• Prompt:
Convert the following lines into a JSON list of strings, one string per line, leaving out any blank lines.

• Records for this exercise:
....................
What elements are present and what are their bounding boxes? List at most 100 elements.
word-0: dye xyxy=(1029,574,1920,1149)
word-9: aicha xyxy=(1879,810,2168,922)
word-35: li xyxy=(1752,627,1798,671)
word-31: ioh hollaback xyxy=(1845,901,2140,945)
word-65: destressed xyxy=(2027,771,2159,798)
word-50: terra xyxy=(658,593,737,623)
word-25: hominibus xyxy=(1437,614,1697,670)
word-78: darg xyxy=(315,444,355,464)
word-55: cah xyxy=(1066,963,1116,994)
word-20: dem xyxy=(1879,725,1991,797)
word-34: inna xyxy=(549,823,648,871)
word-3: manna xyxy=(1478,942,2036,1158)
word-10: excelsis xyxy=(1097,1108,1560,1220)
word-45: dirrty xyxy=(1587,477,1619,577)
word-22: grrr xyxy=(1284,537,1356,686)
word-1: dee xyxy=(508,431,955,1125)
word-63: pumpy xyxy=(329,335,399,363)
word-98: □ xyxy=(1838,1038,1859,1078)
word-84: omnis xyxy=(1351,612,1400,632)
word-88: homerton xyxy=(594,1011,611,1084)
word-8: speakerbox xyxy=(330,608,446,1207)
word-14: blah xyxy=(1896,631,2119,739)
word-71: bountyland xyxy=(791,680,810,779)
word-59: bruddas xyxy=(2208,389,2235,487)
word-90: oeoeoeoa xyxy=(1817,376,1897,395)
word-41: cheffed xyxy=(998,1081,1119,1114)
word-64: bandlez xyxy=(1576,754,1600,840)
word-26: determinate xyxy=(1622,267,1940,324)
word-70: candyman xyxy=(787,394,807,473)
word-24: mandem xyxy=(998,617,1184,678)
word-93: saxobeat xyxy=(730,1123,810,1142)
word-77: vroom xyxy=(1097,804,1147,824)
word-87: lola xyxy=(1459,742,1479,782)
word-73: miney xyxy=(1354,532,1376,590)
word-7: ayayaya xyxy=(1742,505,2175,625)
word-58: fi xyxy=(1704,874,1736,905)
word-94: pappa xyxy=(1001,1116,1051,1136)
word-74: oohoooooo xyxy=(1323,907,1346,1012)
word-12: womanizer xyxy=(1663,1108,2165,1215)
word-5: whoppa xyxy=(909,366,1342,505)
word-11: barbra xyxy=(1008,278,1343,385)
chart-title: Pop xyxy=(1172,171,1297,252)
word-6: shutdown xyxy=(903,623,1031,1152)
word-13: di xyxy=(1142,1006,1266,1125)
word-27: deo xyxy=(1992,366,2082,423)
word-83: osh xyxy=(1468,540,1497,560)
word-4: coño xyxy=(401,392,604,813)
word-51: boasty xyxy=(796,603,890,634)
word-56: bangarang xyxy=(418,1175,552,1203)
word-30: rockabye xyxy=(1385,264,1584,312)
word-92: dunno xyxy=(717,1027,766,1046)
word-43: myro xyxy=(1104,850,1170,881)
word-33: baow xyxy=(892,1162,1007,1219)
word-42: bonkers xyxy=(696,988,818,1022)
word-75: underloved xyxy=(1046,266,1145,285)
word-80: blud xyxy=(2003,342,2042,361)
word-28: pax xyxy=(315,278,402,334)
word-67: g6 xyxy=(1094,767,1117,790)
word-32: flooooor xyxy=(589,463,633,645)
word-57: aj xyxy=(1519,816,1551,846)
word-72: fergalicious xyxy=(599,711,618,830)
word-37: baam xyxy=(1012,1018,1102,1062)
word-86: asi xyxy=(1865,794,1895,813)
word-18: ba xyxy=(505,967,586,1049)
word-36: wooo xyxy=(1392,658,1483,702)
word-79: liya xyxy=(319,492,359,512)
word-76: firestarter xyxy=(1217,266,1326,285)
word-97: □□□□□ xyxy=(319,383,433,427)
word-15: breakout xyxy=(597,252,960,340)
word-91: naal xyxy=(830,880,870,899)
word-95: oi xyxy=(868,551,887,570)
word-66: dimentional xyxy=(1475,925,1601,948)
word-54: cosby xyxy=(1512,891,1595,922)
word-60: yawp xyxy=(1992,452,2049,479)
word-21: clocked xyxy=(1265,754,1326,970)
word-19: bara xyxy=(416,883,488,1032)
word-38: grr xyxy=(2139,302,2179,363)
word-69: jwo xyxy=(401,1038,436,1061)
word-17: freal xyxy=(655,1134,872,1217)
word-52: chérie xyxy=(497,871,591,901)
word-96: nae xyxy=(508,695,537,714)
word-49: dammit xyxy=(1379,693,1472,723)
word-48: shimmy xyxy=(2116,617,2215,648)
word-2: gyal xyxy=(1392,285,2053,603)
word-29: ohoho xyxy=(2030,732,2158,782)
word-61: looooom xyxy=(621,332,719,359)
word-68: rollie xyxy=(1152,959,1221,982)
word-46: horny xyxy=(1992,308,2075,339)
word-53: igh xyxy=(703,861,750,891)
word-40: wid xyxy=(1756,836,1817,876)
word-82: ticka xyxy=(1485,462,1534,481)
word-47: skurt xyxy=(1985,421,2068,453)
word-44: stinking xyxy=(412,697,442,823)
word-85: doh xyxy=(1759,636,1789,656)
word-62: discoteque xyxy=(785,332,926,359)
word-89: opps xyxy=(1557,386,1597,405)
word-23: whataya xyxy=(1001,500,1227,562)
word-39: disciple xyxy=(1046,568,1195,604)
....................
• Output for this exercise:
[
  "What elements are present and what are their bounding boxes? List at most 100 elements.",
  "word-0: dye xyxy=(1029,574,1920,1149)",
  "word-9: aicha xyxy=(1879,810,2168,922)",
  "word-35: li xyxy=(1752,627,1798,671)",
  "word-31: ioh hollaback xyxy=(1845,901,2140,945)",
  "word-65: destressed xyxy=(2027,771,2159,798)",
  "word-50: terra xyxy=(658,593,737,623)",
  "word-25: hominibus xyxy=(1437,614,1697,670)",
  "word-78: darg xyxy=(315,444,355,464)",
  "word-55: cah xyxy=(1066,963,1116,994)",
  "word-20: dem xyxy=(1879,725,1991,797)",
  "word-34: inna xyxy=(549,823,648,871)",
  "word-3: manna xyxy=(1478,942,2036,1158)",
  "word-10: excelsis xyxy=(1097,1108,1560,1220)",
  "word-45: dirrty xyxy=(1587,477,1619,577)",
  "word-22: grrr xyxy=(1284,537,1356,686)",
  "word-1: dee xyxy=(508,431,955,1125)",
  "word-63: pumpy xyxy=(329,335,399,363)",
  "word-98: □ xyxy=(1838,1038,1859,1078)",
  "word-84: omnis xyxy=(1351,612,1400,632)",
  "word-88: homerton xyxy=(594,1011,611,1084)",
  "word-8: speakerbox xyxy=(330,608,446,1207)",
  "word-14: blah xyxy=(1896,631,2119,739)",
  "word-71: bountyland xyxy=(791,680,810,779)",
  "word-59: bruddas xyxy=(2208,389,2235,487)",
  "word-90: oeoeoeoa xyxy=(1817,376,1897,395)",
  "word-41: cheffed xyxy=(998,1081,1119,1114)",
  "word-64: bandlez xyxy=(1576,754,1600,840)",
  "word-26: determinate xyxy=(1622,267,1940,324)",
  "word-70: candyman xyxy=(787,394,807,473)",
  "word-24: mandem xyxy=(998,617,1184,678)",
  "word-93: saxobeat xyxy=(730,1123,810,1142)",
  "word-77: vroom xyxy=(1097,804,1147,824)",
  "word-87: lola xyxy=(1459,742,1479,782)",
  "word-73: miney xyxy=(1354,532,1376,590)",
  "word-7: ayayaya xyxy=(1742,505,2175,625)",
  "word-58: fi xyxy=(1704,874,1736,905)",
  "word-94: pappa xyxy=(1001,1116,1051,1136)",
  "word-74: oohoooooo xyxy=(1323,907,1346,1012)",
  "word-12: womanizer xyxy=(1663,1108,2165,1215)",
  "word-5: whoppa xyxy=(909,366,1342,505)",
  "word-11: barbra xyxy=(1008,278,1343,385)",
  "chart-title: Pop xyxy=(1172,171,1297,252)",
  "word-6: shutdown xyxy=(903,623,1031,1152)",
  "word-13: di xyxy=(1142,1006,1266,1125)",
  "word-27: deo xyxy=(1992,366,2082,423)",
  "word-83: osh xyxy=(1468,540,1497,560)",
  "word-4: coño xyxy=(401,392,604,813)",
  "word-51: boasty xyxy=(796,603,890,634)",
  "word-56: bangarang xyxy=(418,1175,552,1203)",
  "word-30: rockabye xyxy=(1385,264,1584,312)",
  "word-92: dunno xyxy=(717,1027,766,1046)",
  "word-43: myro xyxy=(1104,850,1170,881)",
  "word-33: baow xyxy=(892,1162,1007,1219)",
  "word-42: bonkers xyxy=(696,988,818,1022)",
  "word-75: underloved xyxy=(1046,266,1145,285)",
  "word-80: blud xyxy=(2003,342,2042,361)",
  "word-28: pax xyxy=(315,278,402,334)",
  "word-67: g6 xyxy=(1094,767,1117,790)",
  "word-32: flooooor xyxy=(589,463,633,645)",
  "word-57: aj xyxy=(1519,816,1551,846)",
  "word-72: fergalicious xyxy=(599,711,618,830)",
  "word-37: baam xyxy=(1012,1018,1102,1062)",
  "word-86: asi xyxy=(1865,794,1895,813)",
  "word-18: ba xyxy=(505,967,586,1049)",
  "word-36: wooo xyxy=(1392,658,1483,702)",
  "word-79: liya xyxy=(319,492,359,512)",
  "word-76: firestarter xyxy=(1217,266,1326,285)",
  "word-97: □□□□□ xyxy=(319,383,433,427)",
  "word-15: breakout xyxy=(597,252,960,340)",
  "word-91: naal xyxy=(830,880,870,899)",
  "word-95: oi xyxy=(868,551,887,570)",
  "word-66: dimentional xyxy=(1475,925,1601,948)",
  "word-54: cosby xyxy=(1512,891,1595,922)",
  "word-60: yawp xyxy=(1992,452,2049,479)",
  "word-21: clocked xyxy=(1265,754,1326,970)",
  "word-19: bara xyxy=(416,883,488,1032)",
  "word-38: grr xyxy=(2139,302,2179,363)",
  "word-69: jwo xyxy=(401,1038,436,1061)",
  "word-17: freal xyxy=(655,1134,872,1217)",
  "word-52: chérie xyxy=(497,871,591,901)",
  "word-96: nae xyxy=(508,695,537,714)",
  "word-49: dammit xyxy=(1379,693,1472,723)",
  "word-48: shimmy xyxy=(2116,617,2215,648)",
  "word-2: gyal xyxy=(1392,285,2053,603)",
  "word-29: ohoho xyxy=(2030,732,2158,782)",
  "word-61: looooom xyxy=(621,332,719,359)",
  "word-68: rollie xyxy=(1152,959,1221,982)",
  "word-46: horny xyxy=(1992,308,2075,339)",
  "word-53: igh xyxy=(703,861,750,891)",
  "word-40: wid xyxy=(1756,836,1817,876)",
  "word-82: ticka xyxy=(1485,462,1534,481)",
  "word-47: skurt xyxy=(1985,421,2068,453)",
  "word-44: stinking xyxy=(412,697,442,823)",
  "word-85: doh xyxy=(1759,636,1789,656)",
  "word-62: discoteque xyxy=(785,332,926,359)",
  "word-89: opps xyxy=(1557,386,1597,405)",
  "word-23: whataya xyxy=(1001,500,1227,562)",
  "word-39: disciple xyxy=(1046,568,1195,604)"
]